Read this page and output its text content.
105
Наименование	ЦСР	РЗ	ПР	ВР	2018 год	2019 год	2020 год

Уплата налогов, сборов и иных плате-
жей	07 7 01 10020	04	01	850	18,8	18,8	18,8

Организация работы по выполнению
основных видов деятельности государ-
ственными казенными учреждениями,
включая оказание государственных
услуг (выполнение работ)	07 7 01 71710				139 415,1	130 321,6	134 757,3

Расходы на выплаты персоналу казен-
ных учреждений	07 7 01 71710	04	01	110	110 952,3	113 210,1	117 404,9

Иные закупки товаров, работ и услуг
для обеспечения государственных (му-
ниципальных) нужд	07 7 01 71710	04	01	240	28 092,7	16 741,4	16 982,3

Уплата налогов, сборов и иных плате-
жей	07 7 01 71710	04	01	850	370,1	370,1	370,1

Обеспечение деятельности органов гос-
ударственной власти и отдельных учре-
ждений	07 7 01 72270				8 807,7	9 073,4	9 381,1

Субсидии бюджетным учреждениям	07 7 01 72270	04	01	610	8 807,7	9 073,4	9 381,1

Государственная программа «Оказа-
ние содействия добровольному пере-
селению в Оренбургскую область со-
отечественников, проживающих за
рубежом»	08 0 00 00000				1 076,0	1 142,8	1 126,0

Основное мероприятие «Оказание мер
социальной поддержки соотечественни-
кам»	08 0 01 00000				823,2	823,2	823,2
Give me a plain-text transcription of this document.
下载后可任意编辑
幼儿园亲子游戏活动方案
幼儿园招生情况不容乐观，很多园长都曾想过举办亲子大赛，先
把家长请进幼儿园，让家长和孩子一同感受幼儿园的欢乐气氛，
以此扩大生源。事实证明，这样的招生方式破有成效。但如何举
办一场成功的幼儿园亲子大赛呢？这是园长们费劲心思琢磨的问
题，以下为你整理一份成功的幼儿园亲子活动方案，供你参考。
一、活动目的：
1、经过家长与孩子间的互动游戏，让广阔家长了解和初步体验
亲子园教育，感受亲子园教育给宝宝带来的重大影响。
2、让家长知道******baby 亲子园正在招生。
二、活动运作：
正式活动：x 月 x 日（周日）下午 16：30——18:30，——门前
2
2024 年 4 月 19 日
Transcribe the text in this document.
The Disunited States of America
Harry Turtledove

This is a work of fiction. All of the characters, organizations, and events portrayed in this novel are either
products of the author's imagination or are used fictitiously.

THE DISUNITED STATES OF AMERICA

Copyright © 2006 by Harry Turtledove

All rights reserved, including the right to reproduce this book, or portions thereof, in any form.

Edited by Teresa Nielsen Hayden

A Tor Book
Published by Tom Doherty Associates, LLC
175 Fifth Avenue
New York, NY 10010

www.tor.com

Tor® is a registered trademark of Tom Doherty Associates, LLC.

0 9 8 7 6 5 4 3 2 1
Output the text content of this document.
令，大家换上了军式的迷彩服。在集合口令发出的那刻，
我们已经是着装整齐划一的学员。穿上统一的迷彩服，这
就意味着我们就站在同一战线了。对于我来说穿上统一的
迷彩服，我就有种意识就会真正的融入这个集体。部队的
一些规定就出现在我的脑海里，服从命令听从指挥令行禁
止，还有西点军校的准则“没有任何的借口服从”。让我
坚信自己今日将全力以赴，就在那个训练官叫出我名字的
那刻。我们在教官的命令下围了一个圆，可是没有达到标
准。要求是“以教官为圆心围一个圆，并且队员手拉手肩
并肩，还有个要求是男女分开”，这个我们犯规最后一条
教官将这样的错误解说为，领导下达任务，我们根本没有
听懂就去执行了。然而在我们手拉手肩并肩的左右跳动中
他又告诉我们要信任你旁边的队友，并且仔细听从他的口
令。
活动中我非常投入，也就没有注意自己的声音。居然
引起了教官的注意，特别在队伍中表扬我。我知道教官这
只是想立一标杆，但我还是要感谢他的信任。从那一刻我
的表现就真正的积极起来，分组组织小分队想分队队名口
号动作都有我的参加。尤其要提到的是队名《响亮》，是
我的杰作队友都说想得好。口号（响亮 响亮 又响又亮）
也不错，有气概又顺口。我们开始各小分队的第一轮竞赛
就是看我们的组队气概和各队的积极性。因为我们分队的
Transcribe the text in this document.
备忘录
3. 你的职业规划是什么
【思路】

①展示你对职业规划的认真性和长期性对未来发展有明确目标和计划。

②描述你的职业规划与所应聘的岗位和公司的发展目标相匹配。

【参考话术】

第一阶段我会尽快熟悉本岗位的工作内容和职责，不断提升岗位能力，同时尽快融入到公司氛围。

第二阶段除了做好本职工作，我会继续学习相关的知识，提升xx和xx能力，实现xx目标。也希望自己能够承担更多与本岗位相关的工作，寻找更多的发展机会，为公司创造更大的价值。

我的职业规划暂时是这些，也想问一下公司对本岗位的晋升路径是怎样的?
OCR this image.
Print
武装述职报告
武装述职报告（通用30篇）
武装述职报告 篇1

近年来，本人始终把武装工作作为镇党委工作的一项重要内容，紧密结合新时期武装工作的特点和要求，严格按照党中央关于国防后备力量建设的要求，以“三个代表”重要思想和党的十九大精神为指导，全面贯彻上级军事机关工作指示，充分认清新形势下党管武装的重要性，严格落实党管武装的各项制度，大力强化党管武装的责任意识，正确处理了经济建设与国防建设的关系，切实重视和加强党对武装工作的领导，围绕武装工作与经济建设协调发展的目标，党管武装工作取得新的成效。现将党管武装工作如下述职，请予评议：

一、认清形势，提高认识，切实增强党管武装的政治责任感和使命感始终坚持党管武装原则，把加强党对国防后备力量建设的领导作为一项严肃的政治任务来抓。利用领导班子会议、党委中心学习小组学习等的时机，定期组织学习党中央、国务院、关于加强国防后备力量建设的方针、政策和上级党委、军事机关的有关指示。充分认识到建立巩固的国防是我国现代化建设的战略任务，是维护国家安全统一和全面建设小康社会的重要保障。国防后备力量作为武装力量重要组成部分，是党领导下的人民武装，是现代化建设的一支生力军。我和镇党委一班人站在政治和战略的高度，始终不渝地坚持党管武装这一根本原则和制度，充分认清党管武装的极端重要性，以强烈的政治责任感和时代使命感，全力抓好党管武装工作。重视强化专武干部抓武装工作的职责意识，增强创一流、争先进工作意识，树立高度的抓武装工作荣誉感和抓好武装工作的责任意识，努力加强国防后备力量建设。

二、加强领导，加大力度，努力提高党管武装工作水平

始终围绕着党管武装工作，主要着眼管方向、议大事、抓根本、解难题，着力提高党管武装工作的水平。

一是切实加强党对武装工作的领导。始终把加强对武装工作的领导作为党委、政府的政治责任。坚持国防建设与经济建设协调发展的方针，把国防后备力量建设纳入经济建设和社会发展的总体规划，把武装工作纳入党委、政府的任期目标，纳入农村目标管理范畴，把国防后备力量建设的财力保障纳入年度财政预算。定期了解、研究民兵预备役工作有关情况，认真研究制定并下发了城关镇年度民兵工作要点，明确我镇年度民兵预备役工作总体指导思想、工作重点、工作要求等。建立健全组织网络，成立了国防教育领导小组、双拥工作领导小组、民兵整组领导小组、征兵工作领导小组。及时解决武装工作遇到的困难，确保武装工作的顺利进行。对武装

TASK BRIEF ▸
Out of the preceding entries, pull every line containing the string "content".

FINISHED ANSWER ▸
Read this page and output its text content.
Output the text content of this document.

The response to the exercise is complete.